[Task data]

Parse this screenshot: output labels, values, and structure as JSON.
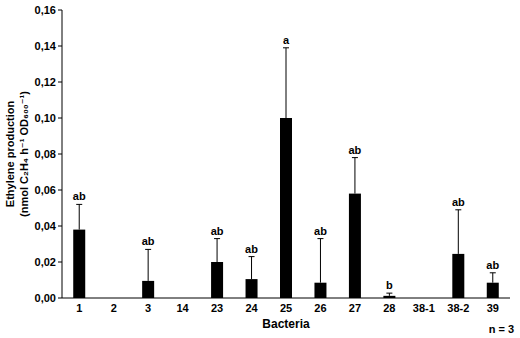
{
  "chart_data": {
    "type": "bar",
    "y_label": [
      "Ethylene production",
      "(nmol C₂H₄ h⁻¹ OD₆₀₀⁻¹)"
    ],
    "x_label": "Bacteria",
    "annotation": "n = 3",
    "categories": [
      "1",
      "2",
      "3",
      "14",
      "23",
      "24",
      "25",
      "26",
      "27",
      "28",
      "38-1",
      "38-2",
      "39"
    ],
    "values": [
      0.038,
      0,
      0.0095,
      0,
      0.02,
      0.0105,
      0.1,
      0.0085,
      0.058,
      0.0012,
      0,
      0.0245,
      0.0085
    ],
    "errors": [
      0.014,
      null,
      0.0175,
      null,
      0.013,
      0.0125,
      0.039,
      0.0245,
      0.02,
      0.0015,
      null,
      0.0245,
      0.0055
    ],
    "letters": [
      "ab",
      null,
      "ab",
      null,
      "ab",
      "ab",
      "a",
      "ab",
      "ab",
      "b",
      null,
      "ab",
      "ab"
    ],
    "color": "#000000",
    "ylim": [
      0,
      0.16
    ],
    "yticks": [
      {
        "value": 0,
        "label": "0,00"
      },
      {
        "value": 0.02,
        "label": "0,02"
      },
      {
        "value": 0.04,
        "label": "0,04"
      },
      {
        "value": 0.06,
        "label": "0,06"
      },
      {
        "value": 0.08,
        "label": "0,08"
      },
      {
        "value": 0.1,
        "label": "0,10"
      },
      {
        "value": 0.12,
        "label": "0,12"
      },
      {
        "value": 0.14,
        "label": "0,14"
      },
      {
        "value": 0.16,
        "label": "0,16"
      }
    ],
    "grid": false
  }
}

[/Task data]

Activity.
Output each entry above word for word. The pictures stay out.

Solution.
Parse this screenshot: output labels, values, and structure as JSON.
{
  "chart_data": {
    "type": "bar",
    "y_label": [
      "Ethylene production",
      "(nmol C₂H₄ h⁻¹ OD₆₀₀⁻¹)"
    ],
    "x_label": "Bacteria",
    "annotation": "n = 3",
    "categories": [
      "1",
      "2",
      "3",
      "14",
      "23",
      "24",
      "25",
      "26",
      "27",
      "28",
      "38-1",
      "38-2",
      "39"
    ],
    "values": [
      0.038,
      0,
      0.0095,
      0,
      0.02,
      0.0105,
      0.1,
      0.0085,
      0.058,
      0.0012,
      0,
      0.0245,
      0.0085
    ],
    "errors": [
      0.014,
      null,
      0.0175,
      null,
      0.013,
      0.0125,
      0.039,
      0.0245,
      0.02,
      0.0015,
      null,
      0.0245,
      0.0055
    ],
    "letters": [
      "ab",
      null,
      "ab",
      null,
      "ab",
      "ab",
      "a",
      "ab",
      "ab",
      "b",
      null,
      "ab",
      "ab"
    ],
    "color": "#000000",
    "ylim": [
      0,
      0.16
    ],
    "yticks": [
      {
        "value": 0,
        "label": "0,00"
      },
      {
        "value": 0.02,
        "label": "0,02"
      },
      {
        "value": 0.04,
        "label": "0,04"
      },
      {
        "value": 0.06,
        "label": "0,06"
      },
      {
        "value": 0.08,
        "label": "0,08"
      },
      {
        "value": 0.1,
        "label": "0,10"
      },
      {
        "value": 0.12,
        "label": "0,12"
      },
      {
        "value": 0.14,
        "label": "0,14"
      },
      {
        "value": 0.16,
        "label": "0,16"
      }
    ],
    "grid": false
  }
}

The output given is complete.